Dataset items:
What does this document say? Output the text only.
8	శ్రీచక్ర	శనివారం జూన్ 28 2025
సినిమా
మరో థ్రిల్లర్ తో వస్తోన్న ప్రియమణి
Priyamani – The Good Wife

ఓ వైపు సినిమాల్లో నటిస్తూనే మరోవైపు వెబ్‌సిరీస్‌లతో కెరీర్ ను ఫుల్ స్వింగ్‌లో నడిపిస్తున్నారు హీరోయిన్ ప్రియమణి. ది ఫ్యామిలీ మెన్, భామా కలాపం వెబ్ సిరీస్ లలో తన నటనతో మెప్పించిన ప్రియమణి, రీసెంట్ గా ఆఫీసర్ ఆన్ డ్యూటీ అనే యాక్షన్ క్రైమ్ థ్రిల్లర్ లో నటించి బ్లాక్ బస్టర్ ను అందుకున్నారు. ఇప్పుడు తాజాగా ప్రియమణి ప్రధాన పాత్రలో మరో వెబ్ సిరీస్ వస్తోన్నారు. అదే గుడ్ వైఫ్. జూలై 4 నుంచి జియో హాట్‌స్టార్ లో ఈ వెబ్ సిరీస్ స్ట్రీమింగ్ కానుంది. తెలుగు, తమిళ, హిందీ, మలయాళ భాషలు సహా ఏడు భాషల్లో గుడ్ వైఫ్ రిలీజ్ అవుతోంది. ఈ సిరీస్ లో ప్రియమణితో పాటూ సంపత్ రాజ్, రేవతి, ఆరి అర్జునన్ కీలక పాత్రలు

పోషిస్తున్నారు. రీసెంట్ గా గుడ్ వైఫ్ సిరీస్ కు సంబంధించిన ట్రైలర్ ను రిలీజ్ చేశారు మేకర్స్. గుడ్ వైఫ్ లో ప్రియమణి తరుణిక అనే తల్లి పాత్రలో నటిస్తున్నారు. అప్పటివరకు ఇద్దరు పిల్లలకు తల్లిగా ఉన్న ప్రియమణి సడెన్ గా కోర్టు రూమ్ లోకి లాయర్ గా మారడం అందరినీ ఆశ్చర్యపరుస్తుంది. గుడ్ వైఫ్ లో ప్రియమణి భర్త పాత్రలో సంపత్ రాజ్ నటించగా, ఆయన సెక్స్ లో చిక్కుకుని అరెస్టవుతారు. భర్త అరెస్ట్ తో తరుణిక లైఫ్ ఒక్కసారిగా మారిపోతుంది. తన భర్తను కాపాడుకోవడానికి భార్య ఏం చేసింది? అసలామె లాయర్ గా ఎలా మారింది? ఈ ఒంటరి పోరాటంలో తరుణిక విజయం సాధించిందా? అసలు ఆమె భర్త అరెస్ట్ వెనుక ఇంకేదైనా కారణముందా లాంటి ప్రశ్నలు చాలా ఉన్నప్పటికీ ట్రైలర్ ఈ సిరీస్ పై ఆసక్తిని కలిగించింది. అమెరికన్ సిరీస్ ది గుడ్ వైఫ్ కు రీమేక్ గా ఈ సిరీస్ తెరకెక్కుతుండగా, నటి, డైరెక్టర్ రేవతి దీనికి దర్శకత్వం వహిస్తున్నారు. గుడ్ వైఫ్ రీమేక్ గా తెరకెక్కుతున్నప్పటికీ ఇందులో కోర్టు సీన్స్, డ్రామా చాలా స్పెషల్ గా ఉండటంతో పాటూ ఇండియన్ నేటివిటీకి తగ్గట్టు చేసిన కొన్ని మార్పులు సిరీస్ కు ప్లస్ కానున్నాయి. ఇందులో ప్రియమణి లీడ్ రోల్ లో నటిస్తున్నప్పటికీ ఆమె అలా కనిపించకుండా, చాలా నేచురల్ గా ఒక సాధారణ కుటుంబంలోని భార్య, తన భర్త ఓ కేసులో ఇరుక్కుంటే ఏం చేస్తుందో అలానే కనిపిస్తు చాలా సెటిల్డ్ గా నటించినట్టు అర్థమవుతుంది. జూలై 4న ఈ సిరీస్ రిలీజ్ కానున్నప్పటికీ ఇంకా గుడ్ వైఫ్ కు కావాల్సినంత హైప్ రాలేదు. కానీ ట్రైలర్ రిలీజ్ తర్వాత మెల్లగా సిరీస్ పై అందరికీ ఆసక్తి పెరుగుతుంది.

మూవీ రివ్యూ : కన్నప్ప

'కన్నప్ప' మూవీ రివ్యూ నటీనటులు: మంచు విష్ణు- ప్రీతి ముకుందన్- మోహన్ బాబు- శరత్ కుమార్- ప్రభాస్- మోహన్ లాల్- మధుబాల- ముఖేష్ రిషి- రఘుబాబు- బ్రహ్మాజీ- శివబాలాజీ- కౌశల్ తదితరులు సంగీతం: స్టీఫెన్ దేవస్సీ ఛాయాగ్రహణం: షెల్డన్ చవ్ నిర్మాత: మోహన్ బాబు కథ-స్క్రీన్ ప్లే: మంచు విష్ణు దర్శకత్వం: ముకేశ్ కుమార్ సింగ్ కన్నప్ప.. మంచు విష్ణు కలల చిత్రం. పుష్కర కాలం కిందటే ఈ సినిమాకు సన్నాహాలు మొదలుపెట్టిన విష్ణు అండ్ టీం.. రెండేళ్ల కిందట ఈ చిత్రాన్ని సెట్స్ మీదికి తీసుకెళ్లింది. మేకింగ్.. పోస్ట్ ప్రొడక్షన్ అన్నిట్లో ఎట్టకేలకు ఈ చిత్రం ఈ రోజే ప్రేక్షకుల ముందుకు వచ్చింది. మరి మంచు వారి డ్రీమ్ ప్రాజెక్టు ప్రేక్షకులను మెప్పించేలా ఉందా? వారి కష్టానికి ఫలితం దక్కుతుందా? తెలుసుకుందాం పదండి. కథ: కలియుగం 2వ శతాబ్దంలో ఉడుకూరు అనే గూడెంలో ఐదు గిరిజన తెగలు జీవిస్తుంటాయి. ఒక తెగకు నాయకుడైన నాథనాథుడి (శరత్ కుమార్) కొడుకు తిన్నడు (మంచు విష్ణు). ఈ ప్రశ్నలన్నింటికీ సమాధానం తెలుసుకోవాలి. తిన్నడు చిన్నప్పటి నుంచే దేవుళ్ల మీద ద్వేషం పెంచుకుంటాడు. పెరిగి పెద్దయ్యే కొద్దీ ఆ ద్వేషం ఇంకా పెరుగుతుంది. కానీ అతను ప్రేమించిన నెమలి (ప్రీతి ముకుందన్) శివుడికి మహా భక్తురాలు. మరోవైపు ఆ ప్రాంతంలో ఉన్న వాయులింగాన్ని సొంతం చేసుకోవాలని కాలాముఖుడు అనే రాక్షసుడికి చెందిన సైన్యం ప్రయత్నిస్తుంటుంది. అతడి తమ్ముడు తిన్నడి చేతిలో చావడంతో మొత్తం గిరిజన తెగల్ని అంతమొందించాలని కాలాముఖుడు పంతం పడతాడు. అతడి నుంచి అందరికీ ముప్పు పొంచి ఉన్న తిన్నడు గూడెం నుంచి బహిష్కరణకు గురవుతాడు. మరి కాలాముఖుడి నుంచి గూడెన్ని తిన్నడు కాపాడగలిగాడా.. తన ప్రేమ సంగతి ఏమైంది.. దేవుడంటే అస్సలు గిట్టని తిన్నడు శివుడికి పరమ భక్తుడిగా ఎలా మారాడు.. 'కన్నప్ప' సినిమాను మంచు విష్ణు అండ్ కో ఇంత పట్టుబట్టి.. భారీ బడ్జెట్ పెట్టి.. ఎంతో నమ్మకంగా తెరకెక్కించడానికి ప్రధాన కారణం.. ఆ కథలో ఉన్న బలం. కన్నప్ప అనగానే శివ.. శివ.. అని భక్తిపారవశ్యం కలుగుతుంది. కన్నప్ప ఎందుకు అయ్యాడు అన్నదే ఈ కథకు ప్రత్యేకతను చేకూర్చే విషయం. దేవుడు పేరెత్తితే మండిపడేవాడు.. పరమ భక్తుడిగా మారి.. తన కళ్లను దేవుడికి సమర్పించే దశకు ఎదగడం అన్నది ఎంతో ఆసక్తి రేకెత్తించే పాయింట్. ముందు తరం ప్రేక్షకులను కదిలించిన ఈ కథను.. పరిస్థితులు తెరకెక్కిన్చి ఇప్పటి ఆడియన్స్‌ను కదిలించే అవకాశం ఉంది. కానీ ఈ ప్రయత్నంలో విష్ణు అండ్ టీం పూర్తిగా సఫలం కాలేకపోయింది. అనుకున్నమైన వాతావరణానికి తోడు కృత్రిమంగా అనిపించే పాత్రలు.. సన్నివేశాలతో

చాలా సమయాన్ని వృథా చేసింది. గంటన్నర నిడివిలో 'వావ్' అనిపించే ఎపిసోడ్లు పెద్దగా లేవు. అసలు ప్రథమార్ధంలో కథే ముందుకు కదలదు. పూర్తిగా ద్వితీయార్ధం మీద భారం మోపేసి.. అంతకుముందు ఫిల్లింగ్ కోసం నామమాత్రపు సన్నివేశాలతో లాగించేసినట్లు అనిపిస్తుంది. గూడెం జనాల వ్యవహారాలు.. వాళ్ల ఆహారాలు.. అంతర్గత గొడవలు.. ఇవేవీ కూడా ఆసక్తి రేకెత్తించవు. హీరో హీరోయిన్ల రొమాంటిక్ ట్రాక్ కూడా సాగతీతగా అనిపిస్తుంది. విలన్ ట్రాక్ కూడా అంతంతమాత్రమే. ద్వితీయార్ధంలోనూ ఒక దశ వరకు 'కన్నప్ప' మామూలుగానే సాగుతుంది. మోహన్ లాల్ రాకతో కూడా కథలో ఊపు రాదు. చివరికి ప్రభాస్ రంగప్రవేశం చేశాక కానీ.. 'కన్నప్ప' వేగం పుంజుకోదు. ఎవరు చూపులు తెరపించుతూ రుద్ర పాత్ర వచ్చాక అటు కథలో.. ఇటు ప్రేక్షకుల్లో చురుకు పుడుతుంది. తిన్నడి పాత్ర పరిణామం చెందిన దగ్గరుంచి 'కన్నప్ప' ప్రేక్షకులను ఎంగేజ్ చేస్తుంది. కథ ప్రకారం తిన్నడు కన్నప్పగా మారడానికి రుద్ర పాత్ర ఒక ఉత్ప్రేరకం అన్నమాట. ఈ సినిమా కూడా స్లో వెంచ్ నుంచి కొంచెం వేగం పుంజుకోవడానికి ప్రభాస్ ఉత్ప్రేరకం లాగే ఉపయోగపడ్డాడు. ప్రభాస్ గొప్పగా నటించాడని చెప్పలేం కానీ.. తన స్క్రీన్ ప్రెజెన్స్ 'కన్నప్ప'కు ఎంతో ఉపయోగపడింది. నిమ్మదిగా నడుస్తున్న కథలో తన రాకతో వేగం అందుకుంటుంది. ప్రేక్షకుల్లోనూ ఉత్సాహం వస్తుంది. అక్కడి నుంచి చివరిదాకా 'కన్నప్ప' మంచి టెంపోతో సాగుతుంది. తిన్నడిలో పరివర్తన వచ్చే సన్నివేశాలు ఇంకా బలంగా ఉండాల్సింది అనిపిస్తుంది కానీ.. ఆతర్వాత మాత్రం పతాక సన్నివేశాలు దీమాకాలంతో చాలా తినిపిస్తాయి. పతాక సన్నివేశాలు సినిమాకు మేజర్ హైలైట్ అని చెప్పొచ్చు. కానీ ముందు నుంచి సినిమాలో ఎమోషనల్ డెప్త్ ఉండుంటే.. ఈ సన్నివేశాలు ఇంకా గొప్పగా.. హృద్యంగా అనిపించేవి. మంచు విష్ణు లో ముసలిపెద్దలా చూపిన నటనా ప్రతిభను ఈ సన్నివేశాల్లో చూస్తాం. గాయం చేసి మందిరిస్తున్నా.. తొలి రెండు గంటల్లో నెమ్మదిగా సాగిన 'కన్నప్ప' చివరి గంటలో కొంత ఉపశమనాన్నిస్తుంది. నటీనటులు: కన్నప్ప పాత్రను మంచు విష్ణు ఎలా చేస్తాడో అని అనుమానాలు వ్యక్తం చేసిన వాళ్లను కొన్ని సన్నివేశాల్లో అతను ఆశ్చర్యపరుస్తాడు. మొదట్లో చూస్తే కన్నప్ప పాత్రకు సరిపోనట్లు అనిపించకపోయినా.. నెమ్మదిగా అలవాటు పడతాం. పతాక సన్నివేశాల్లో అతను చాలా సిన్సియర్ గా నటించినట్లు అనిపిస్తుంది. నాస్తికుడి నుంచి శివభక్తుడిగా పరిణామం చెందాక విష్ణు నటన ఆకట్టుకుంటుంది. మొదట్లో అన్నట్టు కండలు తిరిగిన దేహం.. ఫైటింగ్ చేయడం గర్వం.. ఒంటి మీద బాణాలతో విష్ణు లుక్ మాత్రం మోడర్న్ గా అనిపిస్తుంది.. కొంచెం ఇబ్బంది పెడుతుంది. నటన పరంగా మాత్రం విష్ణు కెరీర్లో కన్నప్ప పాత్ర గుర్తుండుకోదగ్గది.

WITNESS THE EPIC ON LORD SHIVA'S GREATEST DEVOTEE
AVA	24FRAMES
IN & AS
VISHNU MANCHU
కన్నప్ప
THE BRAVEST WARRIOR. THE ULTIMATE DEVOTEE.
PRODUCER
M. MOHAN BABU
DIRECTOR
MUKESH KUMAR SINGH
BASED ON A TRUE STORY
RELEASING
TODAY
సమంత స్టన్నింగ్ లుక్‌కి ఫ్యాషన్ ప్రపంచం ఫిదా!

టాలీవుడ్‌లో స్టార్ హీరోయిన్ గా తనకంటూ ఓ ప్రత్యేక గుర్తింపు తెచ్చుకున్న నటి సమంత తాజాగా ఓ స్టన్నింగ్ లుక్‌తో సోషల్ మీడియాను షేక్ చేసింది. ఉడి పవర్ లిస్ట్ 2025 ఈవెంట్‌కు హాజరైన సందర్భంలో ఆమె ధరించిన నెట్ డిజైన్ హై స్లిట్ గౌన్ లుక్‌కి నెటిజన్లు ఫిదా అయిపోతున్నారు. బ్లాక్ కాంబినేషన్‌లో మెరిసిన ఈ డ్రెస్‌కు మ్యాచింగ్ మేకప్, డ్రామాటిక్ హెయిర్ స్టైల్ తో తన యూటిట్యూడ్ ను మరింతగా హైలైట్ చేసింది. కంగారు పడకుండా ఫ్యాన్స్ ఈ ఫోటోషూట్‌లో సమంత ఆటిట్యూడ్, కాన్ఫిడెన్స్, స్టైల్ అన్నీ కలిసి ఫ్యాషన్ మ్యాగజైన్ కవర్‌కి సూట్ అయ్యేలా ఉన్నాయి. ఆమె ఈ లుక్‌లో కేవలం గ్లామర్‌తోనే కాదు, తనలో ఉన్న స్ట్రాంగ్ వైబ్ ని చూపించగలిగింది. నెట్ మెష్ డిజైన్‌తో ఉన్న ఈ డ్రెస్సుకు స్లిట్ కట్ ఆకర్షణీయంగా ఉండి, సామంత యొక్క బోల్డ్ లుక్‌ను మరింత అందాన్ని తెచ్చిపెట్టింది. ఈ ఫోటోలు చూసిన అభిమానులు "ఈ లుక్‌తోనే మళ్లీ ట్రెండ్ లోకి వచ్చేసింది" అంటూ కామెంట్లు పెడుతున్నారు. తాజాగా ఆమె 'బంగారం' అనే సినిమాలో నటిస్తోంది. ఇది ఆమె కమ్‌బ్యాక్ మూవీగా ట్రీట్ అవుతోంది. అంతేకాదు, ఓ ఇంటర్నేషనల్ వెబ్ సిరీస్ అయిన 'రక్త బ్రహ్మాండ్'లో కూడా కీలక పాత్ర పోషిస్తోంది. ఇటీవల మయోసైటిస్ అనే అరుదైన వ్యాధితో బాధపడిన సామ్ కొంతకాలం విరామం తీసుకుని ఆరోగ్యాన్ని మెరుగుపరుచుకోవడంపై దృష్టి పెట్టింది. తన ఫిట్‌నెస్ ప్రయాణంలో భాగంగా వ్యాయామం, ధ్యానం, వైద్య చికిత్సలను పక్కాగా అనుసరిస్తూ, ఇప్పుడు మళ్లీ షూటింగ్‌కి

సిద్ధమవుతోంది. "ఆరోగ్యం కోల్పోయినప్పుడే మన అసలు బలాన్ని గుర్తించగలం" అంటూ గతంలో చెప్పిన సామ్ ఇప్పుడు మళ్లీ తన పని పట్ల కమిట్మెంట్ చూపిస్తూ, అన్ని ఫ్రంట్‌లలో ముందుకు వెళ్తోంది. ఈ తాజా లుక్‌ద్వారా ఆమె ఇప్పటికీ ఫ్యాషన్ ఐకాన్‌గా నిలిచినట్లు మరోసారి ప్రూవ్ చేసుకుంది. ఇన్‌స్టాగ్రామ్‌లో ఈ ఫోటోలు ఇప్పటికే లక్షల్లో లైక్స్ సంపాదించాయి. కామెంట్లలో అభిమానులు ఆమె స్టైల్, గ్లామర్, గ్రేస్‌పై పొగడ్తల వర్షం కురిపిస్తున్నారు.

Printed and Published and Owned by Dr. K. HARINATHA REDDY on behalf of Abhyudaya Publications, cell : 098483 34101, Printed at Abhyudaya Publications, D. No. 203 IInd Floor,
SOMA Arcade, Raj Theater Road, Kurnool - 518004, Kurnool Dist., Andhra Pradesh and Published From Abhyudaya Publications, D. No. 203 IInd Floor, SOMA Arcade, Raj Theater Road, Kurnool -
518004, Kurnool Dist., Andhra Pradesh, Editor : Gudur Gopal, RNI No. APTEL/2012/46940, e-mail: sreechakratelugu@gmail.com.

■ WORK REQUIRED ■
Copy, from the material, each line that holds the string "Dist".

■ RESPONSE BELOW ■
SOMA Arcade, Raj Theater Road, Kurnool - 518004, Kurnool Dist., Andhra Pradesh and Published From Abhyudaya Publications, D. No. 203 IInd Floor, SOMA Arcade, Raj Theater Road, Kurnool -
518004, Kurnool Dist., Andhra Pradesh, Editor : Gudur Gopal, RNI No. APTEL/2012/46940, e-mail: sreechakratelugu@gmail.com.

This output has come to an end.